**READING PASSAGE**:
# Can I Change Visa Status?



## Feastarr (Jul 25, 2013)

I have a 2 months business visa for SA. It mentions non-extend and "may not change conditions". 

However, the company here has offered me a position in their Cape Town office. Can I apply for a general work permit while in SA regardless of these conditions on my visa?


----------



## Skilled (May 10, 2011)

You can apply for a General Work Permit as long as you meet all the requirements.


----------



## Feastarr (Jul 25, 2013)

^Thanks for the response there.

Can I ask you the source of that information? The key point is that my current visitor's visa says that it is "Non-extend" and "May not change conditions". According to my guess, applying for the work permit will technically mean ignoring both of these conditions. Will it?


----------



## Skilled (May 10, 2011)

It will be a new application, nothing to do with the current permit you have. However, you need to be on a valid VISA when applying from inside South Africa. The conditions and requirement for a Generl Work Permit are tough though on first applicants. Good luck.


----------



## Feastarr (Jul 25, 2013)

Related question: 

If my current visa expired before the result of the application came back, will I still be able to legally reside in SA until the result is in?

What condition would you say is the toughest for a GWP?


----------



## Skilled (May 10, 2011)

You can still reside in the country until your application is finalised.

Some of the tricky requirements

1) Department of labour letter to state that the position or the job is valid.
2) South African Qualification Evaluations aka SAQA evaluations on your qualifications
3) The company has to advertise the position in the national newspaper for 14 weeks and u need to provide the clip of the advert as well as names of those that were interviewed but did not get the job.
4) you need police clearances from all countries you stayed 1 year or more and including South African one I think.


----------



## vajeera (Jan 15, 2014)

The advertisement has to be in a national media for 14 days/2 weeks and not 14 weeks as stated above.

Yes, the rest of the documents (SAQA, PCC and CSSA) will require time and if you are on a 90 day business visa then it might be a tough walk .


----------



## Feastarr (Jul 25, 2013)

I have all of that in the process right now. 

Again, are you guys 1,000,000,000% sure about it being not a problem if I apply for work permit from a *visitor's visa that was issued to me for "business meetings" as the purpose of visit.*?

Do you have an experience with this kind of an application?


----------



## 2fargone (Jun 14, 2011)

Why can't the company in Cape Town sort out your work permit for you if they are going to offer you a job.


----------



## LegalMan (Dec 26, 2012)

Woah there folks! I didn't see this thread and there are a couple of things to mention.



Feastarr said:


> I have a 2 months business visa for SA. It mentions non-extend and "may not change conditions".
> 
> However, the company here has offered me a position in their Cape Town office. Can I apply for a general work permit while in SA regardless of these conditions on my visa?


If you try to change your status from a *business* visa to a *work* visa, you may hit trouble with the new immigration regulations that many Home Affairs officials have already started implementing. You'd best apply from your home country and then come back into the country. Otherwise seek the services of a lawyer to properly assess your situation.

Also, the points that Skilled put out there are not necessarily all valid any longer. We're in a time of flux and, for example, the advert in the paper (which people took such advantage of) may soon not be a requirement.

**DATASET**:
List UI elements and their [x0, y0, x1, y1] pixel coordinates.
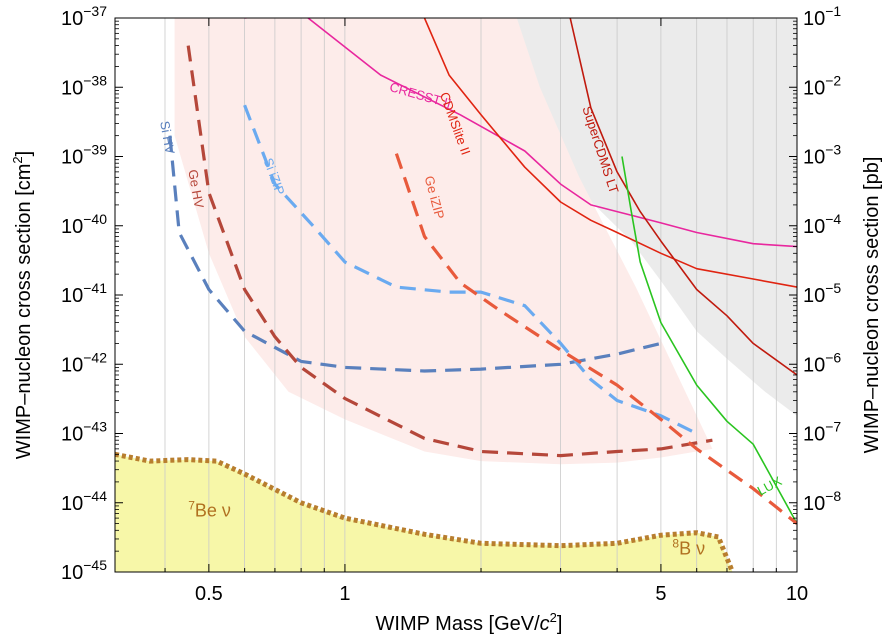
y-tick-label-right-exp: −8 [825, 488, 841, 504]
y-tick-label-left-base: 10 [61, 77, 83, 99]
y-tick-label-right-exp: −7 [825, 419, 841, 435]
y-tick-label-right-base: 10 [803, 77, 825, 99]
series [115, 18, 797, 572]
neutrino-label-main: B ν [679, 539, 705, 559]
shaded-regions [115, 18, 797, 572]
y-tick-label-right: 10−3 [803, 142, 841, 169]
y-tick-label-left-exp: −37 [83, 3, 107, 19]
x-tick-label: 1 [339, 583, 350, 605]
y-tick-label-left: 10−42 [61, 349, 107, 376]
y-tick-label-left-exp: −45 [83, 557, 107, 573]
y-tick-label-right-exp: −3 [825, 142, 841, 158]
y-axis-title-left-main: WIMP–nucleon cross section [cm [13, 164, 35, 460]
y-tick-label-right-exp: −5 [825, 280, 841, 296]
y-tick-label-right-base: 10 [803, 354, 825, 376]
x-axis-title: WIMP Mass [GeV/c2] [376, 610, 563, 635]
y-tick-label-right-exp: −1 [825, 3, 841, 19]
y-tick-label-left: 10−39 [61, 142, 107, 169]
y-tick-label-left-exp: −44 [83, 488, 107, 504]
y-tick-label-right-exp: −2 [825, 72, 841, 88]
y-tick-label-left-base: 10 [61, 285, 83, 307]
y-tick-label-right-base: 10 [803, 216, 825, 238]
y-axis-title-left-sup: 2 [10, 156, 25, 163]
neutrino-label: 8B ν [672, 537, 705, 559]
grid [164, 18, 777, 572]
y-tick-label-left-base: 10 [61, 8, 83, 30]
y-tick-label-left-exp: −38 [83, 72, 107, 88]
neutrino-label-sup: 8 [672, 537, 679, 551]
x-tick-label: 10 [786, 583, 808, 605]
series-supercdms-lt [569, 18, 797, 376]
y-tick-label-right-base: 10 [803, 493, 825, 515]
y-tick-label-right: 10−7 [803, 419, 841, 446]
series-cresst-ii [244, 18, 797, 248]
curve-label: LUX [755, 473, 785, 498]
y-tick-label-right: 10−4 [803, 211, 841, 238]
series-7be- [115, 451, 735, 572]
y-tick-label-left-exp: −39 [83, 142, 107, 158]
curve-label: Si HV [157, 120, 178, 156]
curve-label: Ge HV [185, 168, 207, 209]
y-tick-label-right-base: 10 [803, 147, 825, 169]
axis-ticks: 0.5 1 5 1010−4510−4410−4310−4210−4110−4010−… [61, 3, 841, 605]
y-tick-label-right-exp: −4 [825, 211, 841, 227]
y-tick-label-left-base: 10 [61, 562, 83, 584]
y-tick-label-left: 10−43 [61, 419, 107, 446]
y-tick-label-right: 10−5 [803, 280, 841, 307]
region-neutrino-floor [115, 454, 733, 572]
y-tick-label-right-base: 10 [803, 424, 825, 446]
y-tick-label-left-base: 10 [61, 147, 83, 169]
y-tick-label-right-exp: −6 [825, 349, 841, 365]
y-tick-label-right: 10−8 [803, 488, 841, 515]
y-tick-label-left-base: 10 [61, 424, 83, 446]
y-tick-label-left-exp: −40 [83, 211, 107, 227]
series-cdmslite-ii [423, 18, 797, 288]
y-tick-label-right: 10−6 [803, 349, 841, 376]
region-projected-sensitivity [174, 18, 713, 465]
y-axis-title-right: WIMP–nucleon cross section [pb] [861, 157, 883, 454]
y-tick-label-left-base: 10 [61, 354, 83, 376]
y-tick-label-left: 10−41 [61, 280, 107, 307]
y-tick-label-left: 10−44 [61, 488, 107, 515]
x-axis-title-sup: 2 [550, 610, 557, 625]
y-axis-title-left: WIMP–nucleon cross section [cm2] [10, 151, 35, 459]
series-ge-hv [186, 45, 713, 458]
neutrino-label-sup: 7 [188, 499, 195, 513]
neutrino-label-main: Be ν [195, 501, 231, 521]
y-tick-label-left-exp: −41 [83, 280, 107, 296]
y-tick-label-left-exp: −42 [83, 349, 107, 365]
y-tick-label-left-base: 10 [61, 493, 83, 515]
x-tick-label: 0.5 [195, 583, 223, 605]
y-tick-label-left-exp: −43 [83, 419, 107, 435]
series-si-izip [243, 104, 698, 435]
y-tick-label-left: 10−40 [61, 211, 107, 238]
y-tick-label-left: 10−38 [61, 72, 107, 99]
y-tick-label-right: 10−2 [803, 72, 841, 99]
y-tick-label-right-base: 10 [803, 285, 825, 307]
x-axis-title-main: WIMP Mass [GeV/ [376, 613, 541, 635]
x-axis-title-c: c [540, 613, 550, 635]
y-tick-label-left-base: 10 [61, 216, 83, 238]
series-ge-izip [394, 153, 797, 525]
x-tick-label: 5 [655, 583, 666, 605]
series-lux [621, 156, 797, 524]
neutrino-label: 7Be ν [188, 499, 231, 521]
y-tick-label-right-base: 10 [803, 8, 825, 30]
x-axis-title-end: ] [557, 613, 563, 635]
y-tick-label-left: 10−45 [61, 557, 107, 584]
y-tick-label-left: 10−37 [61, 3, 107, 30]
y-tick-label-right: 10−1 [803, 3, 841, 30]
region-excluded [379, 18, 797, 416]
y-axis-title-left-end: ] [13, 151, 35, 157]
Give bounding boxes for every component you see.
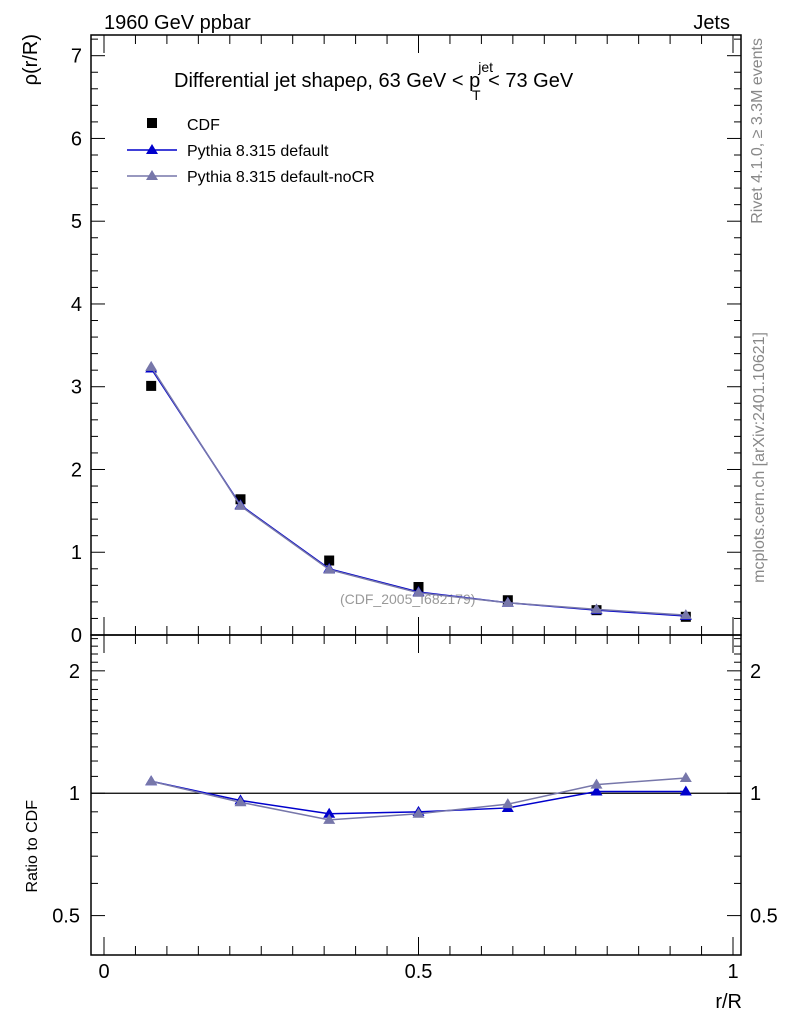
legend: CDF Pythia 8.315 default Pythia 8.315 de… (127, 117, 375, 186)
rivet-label: Rivet 4.1.0, ≥ 3.3M events (749, 38, 766, 224)
main-y-tick-label: 5 (71, 211, 82, 233)
mcplots-label: mcplots.cern.ch [arXiv:2401.10621] (751, 332, 768, 583)
x-ticks: 0 0.5 1 (98, 35, 739, 983)
plot-title-sub: T (472, 87, 481, 103)
data-point-pythia-8-315-default-nocr (323, 563, 336, 574)
x-tick-label: 1 (727, 961, 738, 983)
data-point-pythia-8-315-default-nocr (234, 499, 247, 510)
ratio-point-pythia-8-315-default (323, 807, 336, 818)
x-tick-label: 0 (98, 961, 109, 983)
data-point-pythia-8-315-default-nocr (412, 586, 425, 597)
ratio-panel-frame (90, 634, 742, 956)
ratio-y-ticks: 0.5 0.5 1 1 2 2 (52, 638, 778, 928)
data-point-pythia-8-315-default-nocr (590, 603, 603, 614)
legend-default-marker (146, 144, 158, 154)
header-right: Jets (693, 12, 730, 34)
ratio-point-pythia-8-315-default-nocr (145, 775, 158, 786)
ratio-y-axis-label: Ratio to CDF (24, 800, 41, 893)
main-y-ticks: 0 1 2 3 4 5 6 7 (71, 38, 741, 647)
legend-nocr-label: Pythia 8.315 default-noCR (187, 169, 375, 186)
ratio-point-pythia-8-315-default (590, 785, 603, 796)
ratio-series-layer (91, 772, 741, 824)
ratio-point-pythia-8-315-default-nocr (501, 798, 514, 809)
watermark: (CDF_2005_I682179) (340, 591, 475, 607)
main-y-tick-label: 1 (71, 542, 82, 564)
series-line-pythia-8-315-default-nocr (150, 366, 686, 616)
ratio-y-tick-label-right: 0.5 (750, 906, 778, 928)
plot-title-sup: jet (477, 59, 493, 75)
legend-cdf-marker (147, 118, 157, 128)
ratio-y-tick-label-right: 1 (750, 783, 761, 805)
plot-title-tail: < 73 GeV (483, 70, 574, 92)
data-point-cdf (324, 555, 335, 566)
main-y-axis-label: ρ(r/R) (20, 34, 42, 85)
main-y-tick-label: 6 (71, 128, 82, 150)
ratio-point-pythia-8-315-default-nocr (590, 778, 603, 789)
plot-title: Differential jet shapeρ, 63 GeV < pjet T … (174, 59, 574, 103)
data-point-pythia-8-315-default-nocr (145, 360, 158, 371)
ratio-point-pythia-8-315-default-nocr (412, 807, 425, 818)
ratio-y-tick-label-right: 2 (750, 661, 761, 683)
main-y-tick-label: 3 (71, 377, 82, 399)
legend-nocr-marker (146, 170, 158, 180)
ratio-y-tick-label: 1 (69, 783, 80, 805)
data-point-cdf (146, 380, 157, 391)
data-point-pythia-8-315-default-nocr (501, 596, 514, 607)
ratio-point-pythia-8-315-default-nocr (323, 813, 336, 824)
main-y-tick-label: 7 (71, 46, 82, 68)
ratio-point-pythia-8-315-default-nocr (679, 772, 692, 783)
plot-title-main: Differential jet shapeρ, 63 GeV < p (174, 70, 480, 92)
header-left: 1960 GeV ppbar (104, 12, 251, 34)
legend-default-label: Pythia 8.315 default (187, 143, 329, 160)
ratio-y-tick-label: 0.5 (52, 906, 80, 928)
ratio-y-tick-label: 2 (69, 661, 80, 683)
main-series-layer (145, 360, 692, 622)
x-tick-label: 0.5 (405, 961, 433, 983)
main-y-tick-label: 4 (71, 294, 82, 316)
legend-cdf-label: CDF (187, 117, 220, 134)
data-point-pythia-8-315-default-nocr (679, 609, 692, 620)
x-axis-label: r/R (715, 991, 742, 1013)
ratio-point-pythia-8-315-default-nocr (234, 796, 247, 807)
main-y-tick-label: 2 (71, 459, 82, 481)
ratio-point-pythia-8-315-default (679, 785, 692, 796)
main-y-tick-label: 0 (71, 625, 82, 647)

**TASK**: Reproduce word for word the part of the visa status thread starting with "I have all of" and going on through "of an application?".

**COMPLETE OUTPUT**:
I have all of that in the process right now. 

Again, are you guys 1,000,000,000% sure about it being not a problem if I apply for work permit from a *visitor's visa that was issued to me for "business meetings" as the purpose of visit.*?

Do you have an experience with this kind of an application?